▸ What you are asked to do
Repeat the material verbatim and drop the pictures.

▸ Dataset rows
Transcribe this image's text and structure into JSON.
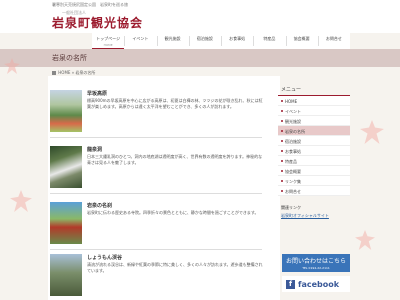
{
  "header": {
    "tagline": "暑寒別天売焼尻国定公園　岩泉町を巡る旅",
    "logo_sub": "一般社団法人",
    "logo": "岩泉町観光協会"
  },
  "nav": {
    "items": [
      {
        "label": "トップページ",
        "sub": "HOME",
        "active": true
      },
      {
        "label": "イベント",
        "sub": "",
        "active": false
      },
      {
        "label": "観光施設",
        "sub": "",
        "active": false
      },
      {
        "label": "宿泊施設",
        "sub": "",
        "active": false
      },
      {
        "label": "お食事処",
        "sub": "",
        "active": false
      },
      {
        "label": "特産品",
        "sub": "",
        "active": false
      },
      {
        "label": "協会概要",
        "sub": "",
        "active": false
      },
      {
        "label": "お問合せ",
        "sub": "",
        "active": false
      }
    ]
  },
  "page": {
    "title": "岩泉の名所",
    "breadcrumb_home": "HOME",
    "breadcrumb_sep": "»",
    "breadcrumb_current": "岩泉の名所"
  },
  "entries": [
    {
      "title": "早坂高原",
      "text": "標高900mの早坂高原を中心に広がる高原は、初夏は白樺の林、ツツジの花が咲き乱れ、秋には紅葉が楽しめます。高原からは遠く太平洋を望むことができ、多くの人が訪れます。"
    },
    {
      "title": "龍泉洞",
      "text": "日本三大鍾乳洞のひとつ。洞内の地底湖は透明度が高く、世界有数の透明度を誇ります。神秘的な青さは見る人を魅了します。"
    },
    {
      "title": "岩泉の名刹",
      "text": "岩泉町に伝わる歴史ある寺院。四季折々の景色とともに、静かな時間を過ごすことができます。"
    },
    {
      "title": "しょうもん渓谷",
      "text": "清流が流れる渓谷は、新緑や紅葉の季節に特に美しく、多くの人々が訪れます。遊歩道も整備されています。"
    }
  ],
  "sidebar": {
    "heading": "メニュー",
    "items": [
      {
        "label": "HOME",
        "active": false
      },
      {
        "label": "イベント",
        "active": false
      },
      {
        "label": "観光施設",
        "active": false
      },
      {
        "label": "岩泉の名所",
        "active": true
      },
      {
        "label": "宿泊施設",
        "active": false
      },
      {
        "label": "お食事処",
        "active": false
      },
      {
        "label": "特産品",
        "active": false
      },
      {
        "label": "協会概要",
        "active": false
      },
      {
        "label": "リンク集",
        "active": false
      },
      {
        "label": "お問合せ",
        "active": false
      }
    ],
    "links_heading": "関連リンク",
    "link": "岩泉町オフィシャルサイト"
  },
  "contact": {
    "title": "お問い合わせはこちら",
    "sub": "TEL 0194-22-2111"
  },
  "facebook": {
    "icon_letter": "f",
    "label": "facebook"
  },
  "colors": {
    "accent": "#9c1b2e",
    "header_band": "#d9c8c5",
    "petal": "#f3a7a0",
    "facebook": "#3b5998"
  }
}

▸ Task output
Transcribe this image's text and structure into JSON.
{
  "header": {
    "tagline": "暑寒別天売焼尻国定公園　岩泉町を巡る旅",
    "logo_sub": "一般社団法人",
    "logo": "岩泉町観光協会"
  },
  "nav": {
    "items": [
      {
        "label": "トップページ",
        "sub": "HOME",
        "active": true
      },
      {
        "label": "イベント",
        "sub": "",
        "active": false
      },
      {
        "label": "観光施設",
        "sub": "",
        "active": false
      },
      {
        "label": "宿泊施設",
        "sub": "",
        "active": false
      },
      {
        "label": "お食事処",
        "sub": "",
        "active": false
      },
      {
        "label": "特産品",
        "sub": "",
        "active": false
      },
      {
        "label": "協会概要",
        "sub": "",
        "active": false
      },
      {
        "label": "お問合せ",
        "sub": "",
        "active": false
      }
    ]
  },
  "page": {
    "title": "岩泉の名所",
    "breadcrumb_home": "HOME",
    "breadcrumb_sep": "»",
    "breadcrumb_current": "岩泉の名所"
  },
  "entries": [
    {
      "title": "早坂高原",
      "text": "標高900mの早坂高原を中心に広がる高原は、初夏は白樺の林、ツツジの花が咲き乱れ、秋には紅葉が楽しめます。高原からは遠く太平洋を望むことができ、多くの人が訪れます。"
    },
    {
      "title": "龍泉洞",
      "text": "日本三大鍾乳洞のひとつ。洞内の地底湖は透明度が高く、世界有数の透明度を誇ります。神秘的な青さは見る人を魅了します。"
    },
    {
      "title": "岩泉の名刹",
      "text": "岩泉町に伝わる歴史ある寺院。四季折々の景色とともに、静かな時間を過ごすことができます。"
    },
    {
      "title": "しょうもん渓谷",
      "text": "清流が流れる渓谷は、新緑や紅葉の季節に特に美しく、多くの人々が訪れます。遊歩道も整備されています。"
    }
  ],
  "sidebar": {
    "heading": "メニュー",
    "items": [
      {
        "label": "HOME",
        "active": false
      },
      {
        "label": "イベント",
        "active": false
      },
      {
        "label": "観光施設",
        "active": false
      },
      {
        "label": "岩泉の名所",
        "active": true
      },
      {
        "label": "宿泊施設",
        "active": false
      },
      {
        "label": "お食事処",
        "active": false
      },
      {
        "label": "特産品",
        "active": false
      },
      {
        "label": "協会概要",
        "active": false
      },
      {
        "label": "リンク集",
        "active": false
      },
      {
        "label": "お問合せ",
        "active": false
      }
    ],
    "links_heading": "関連リンク",
    "link": "岩泉町オフィシャルサイト"
  },
  "contact": {
    "title": "お問い合わせはこちら",
    "sub": "TEL 0194-22-2111"
  },
  "facebook": {
    "icon_letter": "f",
    "label": "facebook"
  },
  "colors": {
    "accent": "#9c1b2e",
    "header_band": "#d9c8c5",
    "petal": "#f3a7a0",
    "facebook": "#3b5998"
  }
}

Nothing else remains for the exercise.